Extracted data entries
···
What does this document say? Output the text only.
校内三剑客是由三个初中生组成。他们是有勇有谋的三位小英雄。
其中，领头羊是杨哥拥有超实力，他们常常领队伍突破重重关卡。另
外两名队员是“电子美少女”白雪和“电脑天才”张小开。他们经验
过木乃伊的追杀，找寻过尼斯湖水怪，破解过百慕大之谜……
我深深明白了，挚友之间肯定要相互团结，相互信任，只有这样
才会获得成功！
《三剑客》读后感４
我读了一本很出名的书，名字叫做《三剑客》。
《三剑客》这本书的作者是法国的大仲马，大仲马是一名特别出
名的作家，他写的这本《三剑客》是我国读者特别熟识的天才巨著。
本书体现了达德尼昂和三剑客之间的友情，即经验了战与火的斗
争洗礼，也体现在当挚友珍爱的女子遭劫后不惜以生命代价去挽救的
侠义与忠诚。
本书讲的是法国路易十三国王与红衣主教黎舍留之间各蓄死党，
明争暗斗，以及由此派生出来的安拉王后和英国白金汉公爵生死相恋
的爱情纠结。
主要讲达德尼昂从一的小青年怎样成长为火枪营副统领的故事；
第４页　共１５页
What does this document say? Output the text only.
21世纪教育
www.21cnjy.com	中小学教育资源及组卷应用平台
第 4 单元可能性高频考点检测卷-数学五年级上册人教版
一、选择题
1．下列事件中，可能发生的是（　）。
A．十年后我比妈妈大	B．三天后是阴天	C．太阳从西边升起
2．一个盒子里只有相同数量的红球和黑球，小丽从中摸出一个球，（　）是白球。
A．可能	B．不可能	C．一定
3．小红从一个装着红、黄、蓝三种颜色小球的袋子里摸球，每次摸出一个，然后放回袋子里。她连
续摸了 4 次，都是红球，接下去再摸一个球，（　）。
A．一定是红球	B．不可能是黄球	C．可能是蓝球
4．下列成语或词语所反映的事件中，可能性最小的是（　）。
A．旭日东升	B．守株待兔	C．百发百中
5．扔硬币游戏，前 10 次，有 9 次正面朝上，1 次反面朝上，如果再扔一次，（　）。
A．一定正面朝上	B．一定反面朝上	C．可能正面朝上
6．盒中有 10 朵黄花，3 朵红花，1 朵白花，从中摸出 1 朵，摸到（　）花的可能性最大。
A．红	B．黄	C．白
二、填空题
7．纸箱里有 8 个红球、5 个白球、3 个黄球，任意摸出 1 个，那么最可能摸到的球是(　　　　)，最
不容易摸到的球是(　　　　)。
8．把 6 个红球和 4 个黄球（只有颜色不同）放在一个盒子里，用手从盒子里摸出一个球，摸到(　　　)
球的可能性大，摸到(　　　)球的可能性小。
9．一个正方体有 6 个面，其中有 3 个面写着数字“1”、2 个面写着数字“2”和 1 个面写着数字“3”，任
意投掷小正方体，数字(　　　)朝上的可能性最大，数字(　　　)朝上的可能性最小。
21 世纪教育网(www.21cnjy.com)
···
Your instructions:
Repeat all the records. Match each line exactly.

Expected answer:
What does this document say? Output the text only.
校内三剑客是由三个初中生组成。他们是有勇有谋的三位小英雄。
其中，领头羊是杨哥拥有超实力，他们常常领队伍突破重重关卡。另
外两名队员是“电子美少女”白雪和“电脑天才”张小开。他们经验
过木乃伊的追杀，找寻过尼斯湖水怪，破解过百慕大之谜……
我深深明白了，挚友之间肯定要相互团结，相互信任，只有这样
才会获得成功！
《三剑客》读后感４
我读了一本很出名的书，名字叫做《三剑客》。
《三剑客》这本书的作者是法国的大仲马，大仲马是一名特别出
名的作家，他写的这本《三剑客》是我国读者特别熟识的天才巨著。
本书体现了达德尼昂和三剑客之间的友情，即经验了战与火的斗
争洗礼，也体现在当挚友珍爱的女子遭劫后不惜以生命代价去挽救的
侠义与忠诚。
本书讲的是法国路易十三国王与红衣主教黎舍留之间各蓄死党，
明争暗斗，以及由此派生出来的安拉王后和英国白金汉公爵生死相恋
的爱情纠结。
主要讲达德尼昂从一的小青年怎样成长为火枪营副统领的故事；
第４页　共１５页
What does this document say? Output the text only.
21世纪教育
www.21cnjy.com	中小学教育资源及组卷应用平台
第 4 单元可能性高频考点检测卷-数学五年级上册人教版
一、选择题
1．下列事件中，可能发生的是（　）。
A．十年后我比妈妈大	B．三天后是阴天	C．太阳从西边升起
2．一个盒子里只有相同数量的红球和黑球，小丽从中摸出一个球，（　）是白球。
A．可能	B．不可能	C．一定
3．小红从一个装着红、黄、蓝三种颜色小球的袋子里摸球，每次摸出一个，然后放回袋子里。她连
续摸了 4 次，都是红球，接下去再摸一个球，（　）。
A．一定是红球	B．不可能是黄球	C．可能是蓝球
4．下列成语或词语所反映的事件中，可能性最小的是（　）。
A．旭日东升	B．守株待兔	C．百发百中
5．扔硬币游戏，前 10 次，有 9 次正面朝上，1 次反面朝上，如果再扔一次，（　）。
A．一定正面朝上	B．一定反面朝上	C．可能正面朝上
6．盒中有 10 朵黄花，3 朵红花，1 朵白花，从中摸出 1 朵，摸到（　）花的可能性最大。
A．红	B．黄	C．白
二、填空题
7．纸箱里有 8 个红球、5 个白球、3 个黄球，任意摸出 1 个，那么最可能摸到的球是(　　　　)，最
不容易摸到的球是(　　　　)。
8．把 6 个红球和 4 个黄球（只有颜色不同）放在一个盒子里，用手从盒子里摸出一个球，摸到(　　　)
球的可能性大，摸到(　　　)球的可能性小。
9．一个正方体有 6 个面，其中有 3 个面写着数字“1”、2 个面写着数字“2”和 1 个面写着数字“3”，任
意投掷小正方体，数字(　　　)朝上的可能性最大，数字(　　　)朝上的可能性最小。
21 世纪教育网(www.21cnjy.com)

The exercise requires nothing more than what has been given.